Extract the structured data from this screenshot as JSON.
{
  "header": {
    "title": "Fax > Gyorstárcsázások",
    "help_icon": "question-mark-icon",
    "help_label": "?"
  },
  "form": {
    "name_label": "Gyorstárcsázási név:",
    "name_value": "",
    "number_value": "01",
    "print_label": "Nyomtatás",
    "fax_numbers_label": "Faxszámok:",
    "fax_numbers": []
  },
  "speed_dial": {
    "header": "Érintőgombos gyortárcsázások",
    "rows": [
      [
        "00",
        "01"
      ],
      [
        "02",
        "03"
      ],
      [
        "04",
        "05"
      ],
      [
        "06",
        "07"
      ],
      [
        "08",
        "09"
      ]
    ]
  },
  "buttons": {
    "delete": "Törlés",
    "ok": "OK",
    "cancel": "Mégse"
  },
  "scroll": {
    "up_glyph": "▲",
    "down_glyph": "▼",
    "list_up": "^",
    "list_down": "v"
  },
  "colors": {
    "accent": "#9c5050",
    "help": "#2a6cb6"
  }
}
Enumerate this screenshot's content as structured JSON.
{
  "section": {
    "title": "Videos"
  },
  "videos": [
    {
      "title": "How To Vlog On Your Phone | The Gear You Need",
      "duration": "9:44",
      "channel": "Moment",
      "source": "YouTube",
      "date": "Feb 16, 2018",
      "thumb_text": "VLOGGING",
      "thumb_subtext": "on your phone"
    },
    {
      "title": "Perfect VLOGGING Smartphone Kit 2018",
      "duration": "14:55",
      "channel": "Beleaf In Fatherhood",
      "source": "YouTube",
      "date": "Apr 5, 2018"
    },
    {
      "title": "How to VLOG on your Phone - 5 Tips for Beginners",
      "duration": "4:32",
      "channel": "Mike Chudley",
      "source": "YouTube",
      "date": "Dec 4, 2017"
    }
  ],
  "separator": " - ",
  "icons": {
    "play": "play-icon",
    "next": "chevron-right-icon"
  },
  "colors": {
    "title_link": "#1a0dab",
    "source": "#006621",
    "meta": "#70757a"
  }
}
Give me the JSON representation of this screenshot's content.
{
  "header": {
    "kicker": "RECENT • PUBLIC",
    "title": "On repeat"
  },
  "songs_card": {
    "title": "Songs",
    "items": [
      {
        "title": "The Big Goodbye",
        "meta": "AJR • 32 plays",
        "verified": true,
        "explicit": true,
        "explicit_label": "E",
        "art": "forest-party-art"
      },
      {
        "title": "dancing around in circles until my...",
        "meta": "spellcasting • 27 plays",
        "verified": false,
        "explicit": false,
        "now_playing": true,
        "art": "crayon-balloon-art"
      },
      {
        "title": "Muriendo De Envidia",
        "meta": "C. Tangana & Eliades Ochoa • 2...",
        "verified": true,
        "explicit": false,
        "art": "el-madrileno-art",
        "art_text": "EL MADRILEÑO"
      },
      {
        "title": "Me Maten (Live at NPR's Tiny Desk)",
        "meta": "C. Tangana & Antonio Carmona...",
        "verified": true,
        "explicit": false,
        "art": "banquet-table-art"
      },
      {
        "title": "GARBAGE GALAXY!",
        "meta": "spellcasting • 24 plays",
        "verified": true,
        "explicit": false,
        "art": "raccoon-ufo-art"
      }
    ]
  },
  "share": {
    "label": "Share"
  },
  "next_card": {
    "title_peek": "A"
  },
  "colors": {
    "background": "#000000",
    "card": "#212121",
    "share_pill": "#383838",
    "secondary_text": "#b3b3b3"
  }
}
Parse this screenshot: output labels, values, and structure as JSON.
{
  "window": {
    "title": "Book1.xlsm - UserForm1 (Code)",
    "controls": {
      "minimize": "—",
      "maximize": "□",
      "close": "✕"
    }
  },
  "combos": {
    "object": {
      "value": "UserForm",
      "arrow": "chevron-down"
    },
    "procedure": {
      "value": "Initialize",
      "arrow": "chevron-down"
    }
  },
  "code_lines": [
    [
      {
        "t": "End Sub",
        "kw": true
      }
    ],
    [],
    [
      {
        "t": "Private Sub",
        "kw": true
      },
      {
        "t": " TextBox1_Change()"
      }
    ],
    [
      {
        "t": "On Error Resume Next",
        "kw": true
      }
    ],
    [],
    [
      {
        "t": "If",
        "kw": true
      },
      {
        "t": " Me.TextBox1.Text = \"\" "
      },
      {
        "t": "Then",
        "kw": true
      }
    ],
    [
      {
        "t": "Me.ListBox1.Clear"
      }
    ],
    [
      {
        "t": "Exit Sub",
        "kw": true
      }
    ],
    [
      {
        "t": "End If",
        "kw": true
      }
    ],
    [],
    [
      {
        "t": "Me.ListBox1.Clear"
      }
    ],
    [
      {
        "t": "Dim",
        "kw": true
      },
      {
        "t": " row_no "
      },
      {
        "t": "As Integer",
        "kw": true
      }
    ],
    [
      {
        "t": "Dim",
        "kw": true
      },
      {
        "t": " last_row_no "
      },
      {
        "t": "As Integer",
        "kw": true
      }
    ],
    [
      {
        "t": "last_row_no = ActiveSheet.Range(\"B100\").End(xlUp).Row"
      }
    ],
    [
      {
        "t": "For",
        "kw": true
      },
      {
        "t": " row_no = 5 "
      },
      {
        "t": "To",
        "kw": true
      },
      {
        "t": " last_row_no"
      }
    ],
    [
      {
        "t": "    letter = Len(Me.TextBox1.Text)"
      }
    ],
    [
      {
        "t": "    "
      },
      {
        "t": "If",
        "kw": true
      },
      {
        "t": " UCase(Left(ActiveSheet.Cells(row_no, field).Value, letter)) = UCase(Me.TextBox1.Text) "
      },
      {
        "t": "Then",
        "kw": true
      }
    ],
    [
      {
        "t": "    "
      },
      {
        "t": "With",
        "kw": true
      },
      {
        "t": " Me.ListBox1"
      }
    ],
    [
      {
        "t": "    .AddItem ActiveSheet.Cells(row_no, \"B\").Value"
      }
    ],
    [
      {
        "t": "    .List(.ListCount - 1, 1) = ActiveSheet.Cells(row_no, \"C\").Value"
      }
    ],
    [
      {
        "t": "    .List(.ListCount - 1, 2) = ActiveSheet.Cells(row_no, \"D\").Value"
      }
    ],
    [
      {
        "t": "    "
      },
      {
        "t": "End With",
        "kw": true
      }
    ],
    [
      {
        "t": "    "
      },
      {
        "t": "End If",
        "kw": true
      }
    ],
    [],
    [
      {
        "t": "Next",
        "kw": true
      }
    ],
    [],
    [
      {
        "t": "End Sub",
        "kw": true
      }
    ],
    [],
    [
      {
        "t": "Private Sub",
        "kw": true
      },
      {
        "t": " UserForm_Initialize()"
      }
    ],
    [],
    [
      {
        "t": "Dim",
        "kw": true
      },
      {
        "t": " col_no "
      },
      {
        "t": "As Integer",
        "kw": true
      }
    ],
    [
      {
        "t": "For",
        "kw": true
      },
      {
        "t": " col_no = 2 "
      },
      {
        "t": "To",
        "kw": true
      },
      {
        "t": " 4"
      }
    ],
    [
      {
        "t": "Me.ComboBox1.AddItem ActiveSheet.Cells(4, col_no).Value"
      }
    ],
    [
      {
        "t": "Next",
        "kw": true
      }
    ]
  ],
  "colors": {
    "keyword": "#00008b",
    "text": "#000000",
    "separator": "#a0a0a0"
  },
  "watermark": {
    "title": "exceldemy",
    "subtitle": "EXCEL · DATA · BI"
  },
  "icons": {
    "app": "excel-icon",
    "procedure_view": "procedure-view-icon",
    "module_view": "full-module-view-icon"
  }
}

§ **What is being asked**
Above are some records; extract every one of them exactly.

§ **Exercise response**
Extract the structured data from this screenshot as JSON.
{
  "header": {
    "title": "Fax > Gyorstárcsázások",
    "help_icon": "question-mark-icon",
    "help_label": "?"
  },
  "form": {
    "name_label": "Gyorstárcsázási név:",
    "name_value": "",
    "number_value": "01",
    "print_label": "Nyomtatás",
    "fax_numbers_label": "Faxszámok:",
    "fax_numbers": []
  },
  "speed_dial": {
    "header": "Érintőgombos gyortárcsázások",
    "rows": [
      [
        "00",
        "01"
      ],
      [
        "02",
        "03"
      ],
      [
        "04",
        "05"
      ],
      [
        "06",
        "07"
      ],
      [
        "08",
        "09"
      ]
    ]
  },
  "buttons": {
    "delete": "Törlés",
    "ok": "OK",
    "cancel": "Mégse"
  },
  "scroll": {
    "up_glyph": "▲",
    "down_glyph": "▼",
    "list_up": "^",
    "list_down": "v"
  },
  "colors": {
    "accent": "#9c5050",
    "help": "#2a6cb6"
  }
}
Enumerate this screenshot's content as structured JSON.
{
  "section": {
    "title": "Videos"
  },
  "videos": [
    {
      "title": "How To Vlog On Your Phone | The Gear You Need",
      "duration": "9:44",
      "channel": "Moment",
      "source": "YouTube",
      "date": "Feb 16, 2018",
      "thumb_text": "VLOGGING",
      "thumb_subtext": "on your phone"
    },
    {
      "title": "Perfect VLOGGING Smartphone Kit 2018",
      "duration": "14:55",
      "channel": "Beleaf In Fatherhood",
      "source": "YouTube",
      "date": "Apr 5, 2018"
    },
    {
      "title": "How to VLOG on your Phone - 5 Tips for Beginners",
      "duration": "4:32",
      "channel": "Mike Chudley",
      "source": "YouTube",
      "date": "Dec 4, 2017"
    }
  ],
  "separator": " - ",
  "icons": {
    "play": "play-icon",
    "next": "chevron-right-icon"
  },
  "colors": {
    "title_link": "#1a0dab",
    "source": "#006621",
    "meta": "#70757a"
  }
}
Give me the JSON representation of this screenshot's content.
{
  "header": {
    "kicker": "RECENT • PUBLIC",
    "title": "On repeat"
  },
  "songs_card": {
    "title": "Songs",
    "items": [
      {
        "title": "The Big Goodbye",
        "meta": "AJR • 32 plays",
        "verified": true,
        "explicit": true,
        "explicit_label": "E",
        "art": "forest-party-art"
      },
      {
        "title": "dancing around in circles until my...",
        "meta": "spellcasting • 27 plays",
        "verified": false,
        "explicit": false,
        "now_playing": true,
        "art": "crayon-balloon-art"
      },
      {
        "title": "Muriendo De Envidia",
        "meta": "C. Tangana & Eliades Ochoa • 2...",
        "verified": true,
        "explicit": false,
        "art": "el-madrileno-art",
        "art_text": "EL MADRILEÑO"
      },
      {
        "title": "Me Maten (Live at NPR's Tiny Desk)",
        "meta": "C. Tangana & Antonio Carmona...",
        "verified": true,
        "explicit": false,
        "art": "banquet-table-art"
      },
      {
        "title": "GARBAGE GALAXY!",
        "meta": "spellcasting • 24 plays",
        "verified": true,
        "explicit": false,
        "art": "raccoon-ufo-art"
      }
    ]
  },
  "share": {
    "label": "Share"
  },
  "next_card": {
    "title_peek": "A"
  },
  "colors": {
    "background": "#000000",
    "card": "#212121",
    "share_pill": "#383838",
    "secondary_text": "#b3b3b3"
  }
}
Parse this screenshot: output labels, values, and structure as JSON.
{
  "window": {
    "title": "Book1.xlsm - UserForm1 (Code)",
    "controls": {
      "minimize": "—",
      "maximize": "□",
      "close": "✕"
    }
  },
  "combos": {
    "object": {
      "value": "UserForm",
      "arrow": "chevron-down"
    },
    "procedure": {
      "value": "Initialize",
      "arrow": "chevron-down"
    }
  },
  "code_lines": [
    [
      {
        "t": "End Sub",
        "kw": true
      }
    ],
    [],
    [
      {
        "t": "Private Sub",
        "kw": true
      },
      {
        "t": " TextBox1_Change()"
      }
    ],
    [
      {
        "t": "On Error Resume Next",
        "kw": true
      }
    ],
    [],
    [
      {
        "t": "If",
        "kw": true
      },
      {
        "t": " Me.TextBox1.Text = \"\" "
      },
      {
        "t": "Then",
        "kw": true
      }
    ],
    [
      {
        "t": "Me.ListBox1.Clear"
      }
    ],
    [
      {
        "t": "Exit Sub",
        "kw": true
      }
    ],
    [
      {
        "t": "End If",
        "kw": true
      }
    ],
    [],
    [
      {
        "t": "Me.ListBox1.Clear"
      }
    ],
    [
      {
        "t": "Dim",
        "kw": true
      },
      {
        "t": " row_no "
      },
      {
        "t": "As Integer",
        "kw": true
      }
    ],
    [
      {
        "t": "Dim",
        "kw": true
      },
      {
        "t": " last_row_no "
      },
      {
        "t": "As Integer",
        "kw": true
      }
    ],
    [
      {
        "t": "last_row_no = ActiveSheet.Range(\"B100\").End(xlUp).Row"
      }
    ],
    [
      {
        "t": "For",
        "kw": true
      },
      {
        "t": " row_no = 5 "
      },
      {
        "t": "To",
        "kw": true
      },
      {
        "t": " last_row_no"
      }
    ],
    [
      {
        "t": "    letter = Len(Me.TextBox1.Text)"
      }
    ],
    [
      {
        "t": "    "
      },
      {
        "t": "If",
        "kw": true
      },
      {
        "t": " UCase(Left(ActiveSheet.Cells(row_no, field).Value, letter)) = UCase(Me.TextBox1.Text) "
      },
      {
        "t": "Then",
        "kw": true
      }
    ],
    [
      {
        "t": "    "
      },
      {
        "t": "With",
        "kw": true
      },
      {
        "t": " Me.ListBox1"
      }
    ],
    [
      {
        "t": "    .AddItem ActiveSheet.Cells(row_no, \"B\").Value"
      }
    ],
    [
      {
        "t": "    .List(.ListCount - 1, 1) = ActiveSheet.Cells(row_no, \"C\").Value"
      }
    ],
    [
      {
        "t": "    .List(.ListCount - 1, 2) = ActiveSheet.Cells(row_no, \"D\").Value"
      }
    ],
    [
      {
        "t": "    "
      },
      {
        "t": "End With",
        "kw": true
      }
    ],
    [
      {
        "t": "    "
      },
      {
        "t": "End If",
        "kw": true
      }
    ],
    [],
    [
      {
        "t": "Next",
        "kw": true
      }
    ],
    [],
    [
      {
        "t": "End Sub",
        "kw": true
      }
    ],
    [],
    [
      {
        "t": "Private Sub",
        "kw": true
      },
      {
        "t": " UserForm_Initialize()"
      }
    ],
    [],
    [
      {
        "t": "Dim",
        "kw": true
      },
      {
        "t": " col_no "
      },
      {
        "t": "As Integer",
        "kw": true
      }
    ],
    [
      {
        "t": "For",
        "kw": true
      },
      {
        "t": " col_no = 2 "
      },
      {
        "t": "To",
        "kw": true
      },
      {
        "t": " 4"
      }
    ],
    [
      {
        "t": "Me.ComboBox1.AddItem ActiveSheet.Cells(4, col_no).Value"
      }
    ],
    [
      {
        "t": "Next",
        "kw": true
      }
    ]
  ],
  "colors": {
    "keyword": "#00008b",
    "text": "#000000",
    "separator": "#a0a0a0"
  },
  "watermark": {
    "title": "exceldemy",
    "subtitle": "EXCEL · DATA · BI"
  },
  "icons": {
    "app": "excel-icon",
    "procedure_view": "procedure-view-icon",
    "module_view": "full-module-view-icon"
  }
}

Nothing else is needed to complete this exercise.